Raw data:
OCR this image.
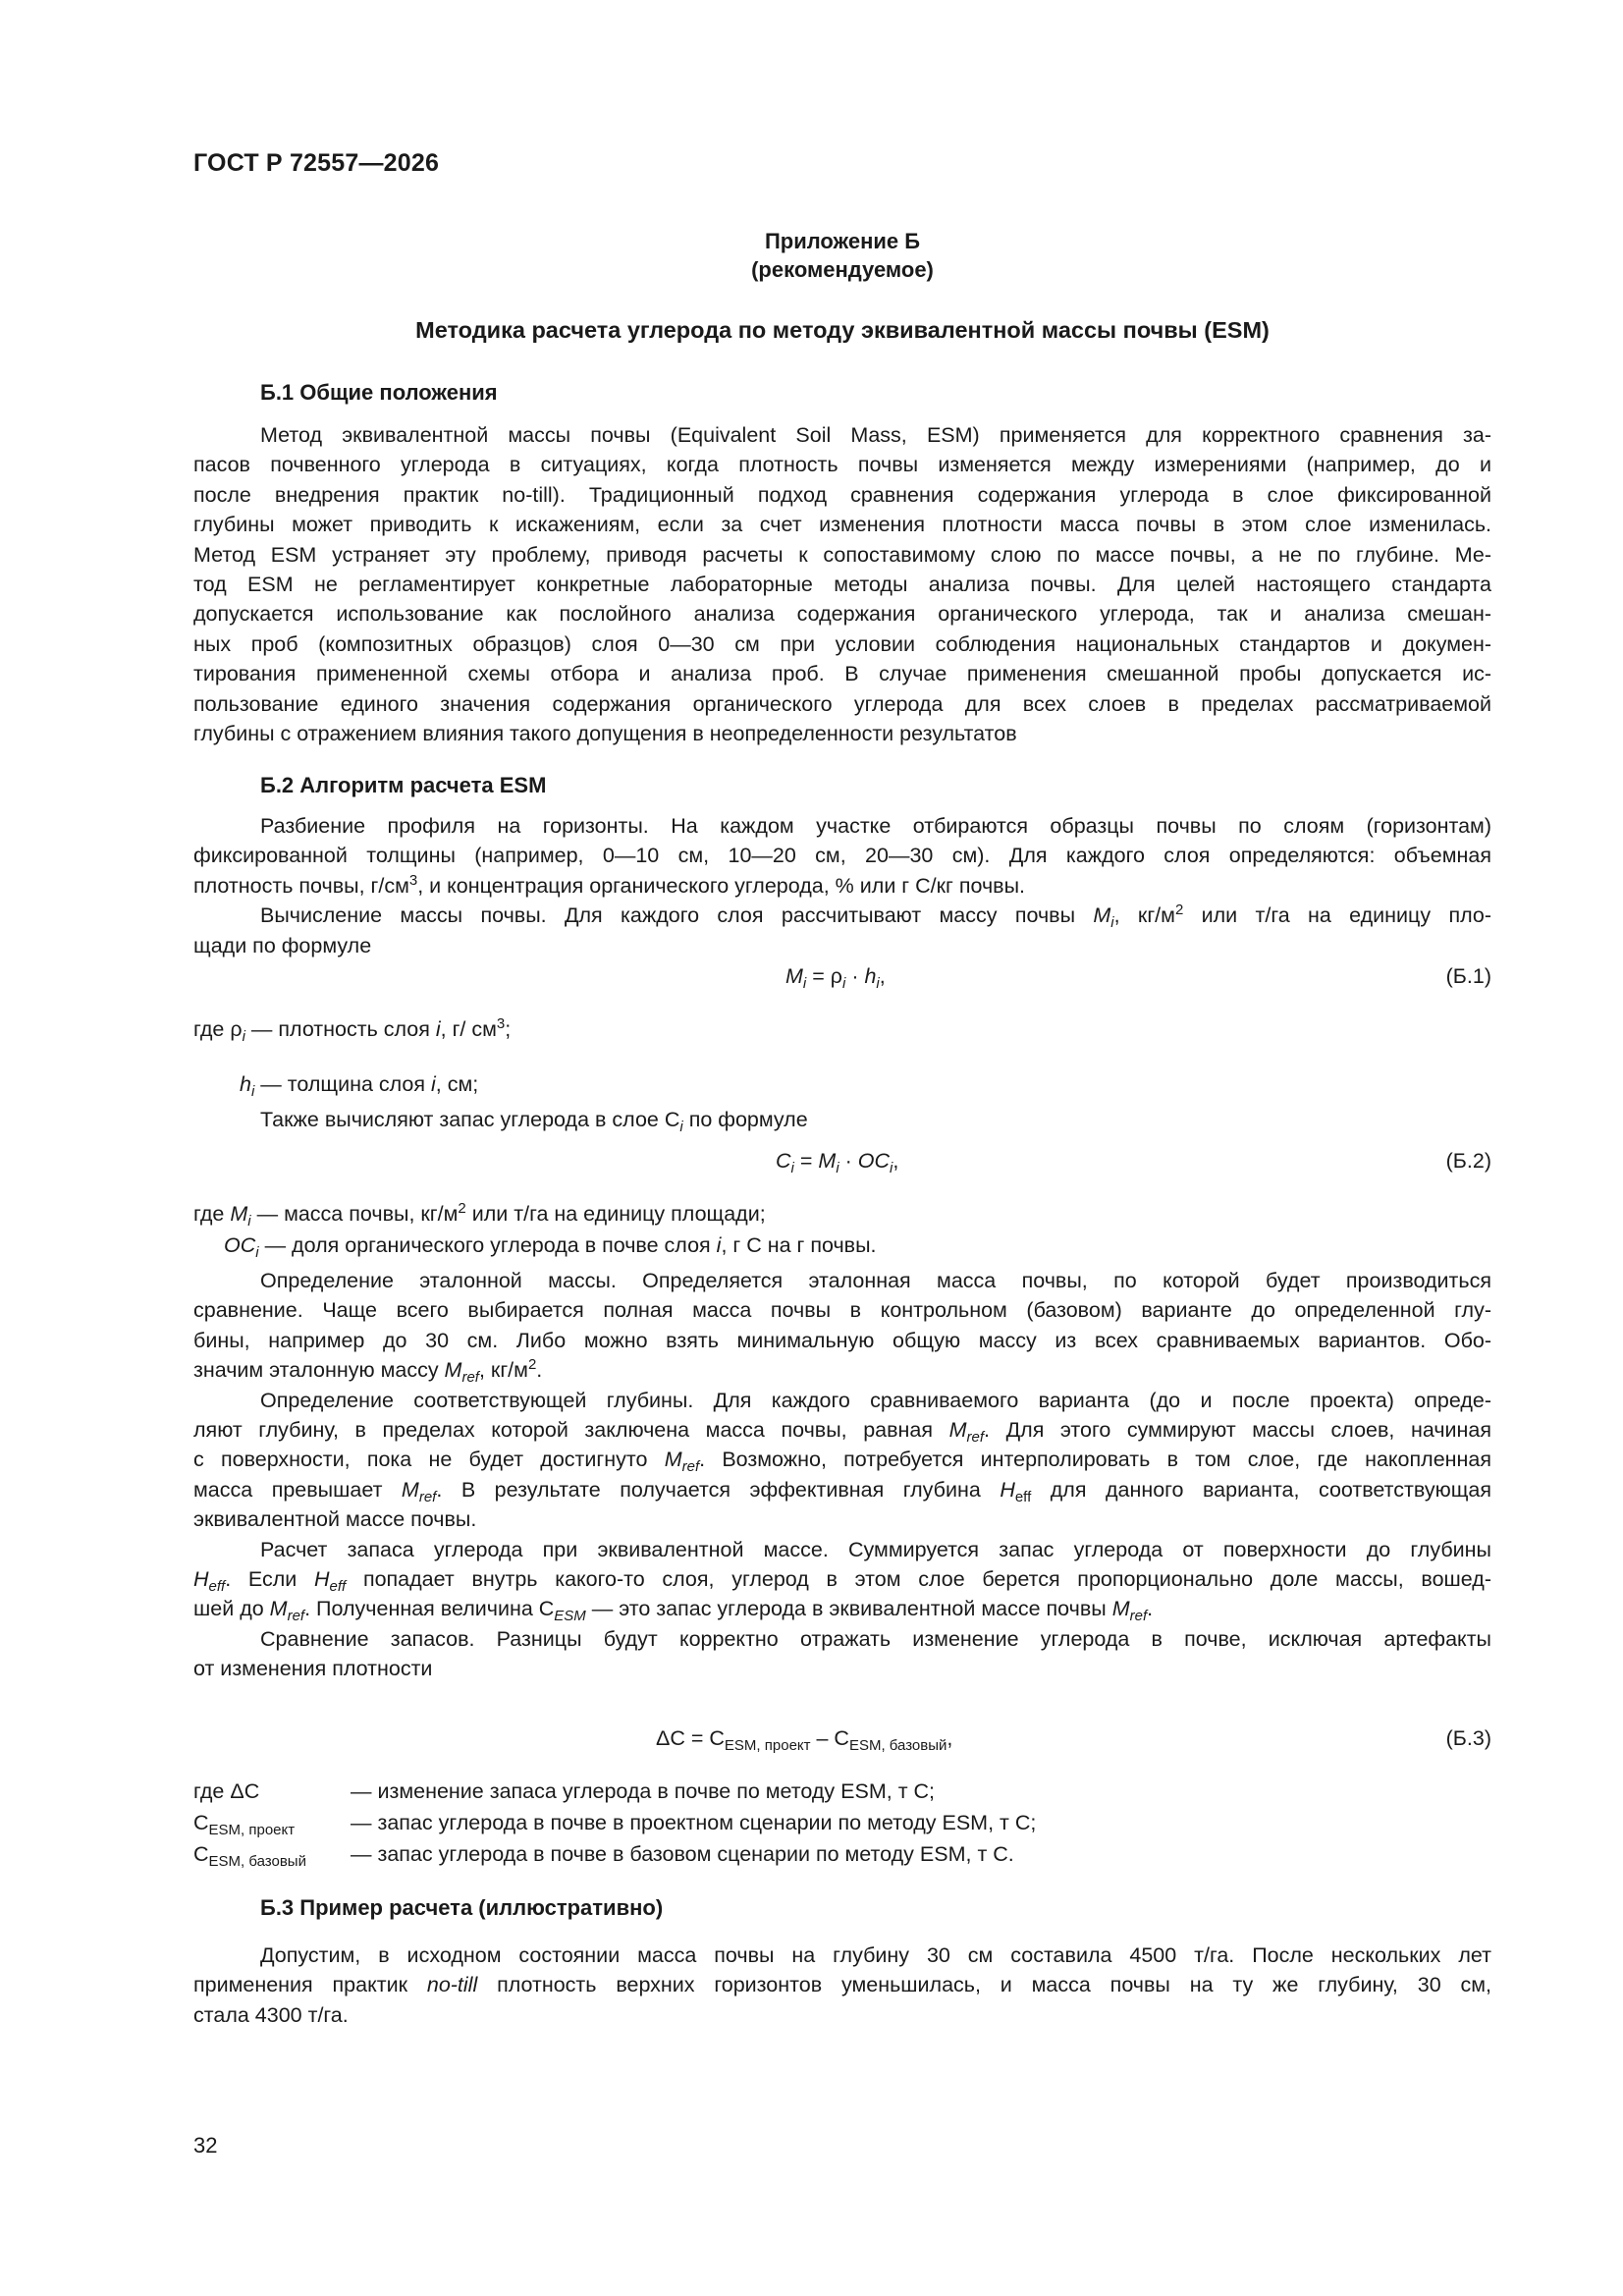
ГОСТ Р 72557—2026
Приложение Б
(рекомендуемое)
Методика расчета углерода по методу эквивалентной массы почвы (ESM)
Б.1 Общие положения
Метод эквивалентной массы почвы (Equivalent Soil Mass, ESM) применяется для корректного сравнения за-
пасов почвенного углерода в ситуациях, когда плотность почвы изменяется между измерениями (например, до и
после внедрения практик no-till). Традиционный подход сравнения содержания углерода в слое фиксированной
глубины может приводить к искажениям, если за счет изменения плотности масса почвы в этом слое изменилась.
Метод ESM устраняет эту проблему, приводя расчеты к сопоставимому слою по массе почвы, а не по глубине. Ме-
тод ESM не регламентирует конкретные лабораторные методы анализа почвы. Для целей настоящего стандарта
допускается использование как послойного анализа содержания органического углерода, так и анализа смешан-
ных проб (композитных образцов) слоя 0—30 см при условии соблюдения национальных стандартов и докумен-
тирования примененной схемы отбора и анализа проб. В случае применения смешанной пробы допускается ис-
пользование единого значения содержания органического углерода для всех слоев в пределах рассматриваемой
глубины с отражением влияния такого допущения в неопределенности результатов
Б.2 Алгоритм расчета ESM
Разбиение профиля на горизонты. На каждом участке отбираются образцы почвы по слоям (горизонтам)
фиксированной толщины (например, 0—10 см, 10—20 см, 20—30 см). Для каждого слоя определяются: объемная
плотность почвы, $г/см^3$, и концентрация органического углерода, % или г С/кг почвы.
Вычисление массы почвы. Для каждого слоя рассчитывают массу почвы $M_i$, $кг/м^2$ или т/га на единицу пло-
щади по формуле
$M_i = \rho_i \cdot h_i$,	(Б.1)
где $\rho_i$ — плотность слоя i, г/ $см^3$;
$h_i$ — толщина слоя i, см;
Также вычисляют запас углерода в слое $C_i$ по формуле
$C_i = M_i \cdot OC_i$,	(Б.2)
где $M_i$ — масса почвы, $кг/м^2$ или т/га на единицу площади;
$OC_i$ — доля органического углерода в почве слоя i, г С на г почвы.
Определение эталонной массы. Определяется эталонная масса почвы, по которой будет производиться
сравнение. Чаще всего выбирается полная масса почвы в контрольном (базовом) варианте до определенной глу-
бины, например до 30 см. Либо можно взять минимальную общую массу из всех сравниваемых вариантов. Обо-
значим эталонную массу $M_{ref}$, $кг/м^2$.
Определение соответствующей глубины. Для каждого сравниваемого варианта (до и после проекта) опреде-
ляют глубину, в пределах которой заключена масса почвы, равная $M_{ref}$. Для этого суммируют массы слоев, начиная
с поверхности, пока не будет достигнуто $M_{ref}$. Возможно, потребуется интерполировать в том слое, где накопленная
масса превышает $M_{ref}$. В результате получается эффективная глубина $H_{eff}$ для данного варианта, соответствующая
эквивалентной массе почвы.
Расчет запаса углерода при эквивалентной массе. Суммируется запас углерода от поверхности до глубины
$H_{eff}$. Если $H_{eff}$ попадает внутрь какого-то слоя, углерод в этом слое берется пропорционально доле массы, вошед-
шей до $M_{ref}$. Полученная величина $C_{ESM}$ — это запас углерода в эквивалентной массе почвы $M_{ref}$.
Сравнение запасов. Разницы будут корректно отражать изменение углерода в почве, исключая артефакты
от изменения плотности
$\Delta C = C_{ESM, проект} - C_{ESM, базовый}$,	(Б.3)
где ΔC	— изменение запаса углерода в почве по методу ESM, т С;
$C_{ESM, проект}$	— запас углерода в почве в проектном сценарии по методу ESM, т С;
$C_{ESM, базовый}$ — запас углерода в почве в базовом сценарии по методу ESM, т С.
Б.3 Пример расчета (иллюстративно)
Допустим, в исходном состоянии масса почвы на глубину 30 см составила 4500 т/га. После нескольких лет
применения практик no-till плотность верхних горизонтов уменьшилась, и масса почвы на ту же глубину, 30 см,
стала 4300 т/га.
32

Exercise: Find the word "плотности" in the entries, and copy every line it shows up in.

Worked solution:
глубины может приводить к искажениям, если за счет изменения плотности масса почвы в этом слое изменилась.
от изменения плотности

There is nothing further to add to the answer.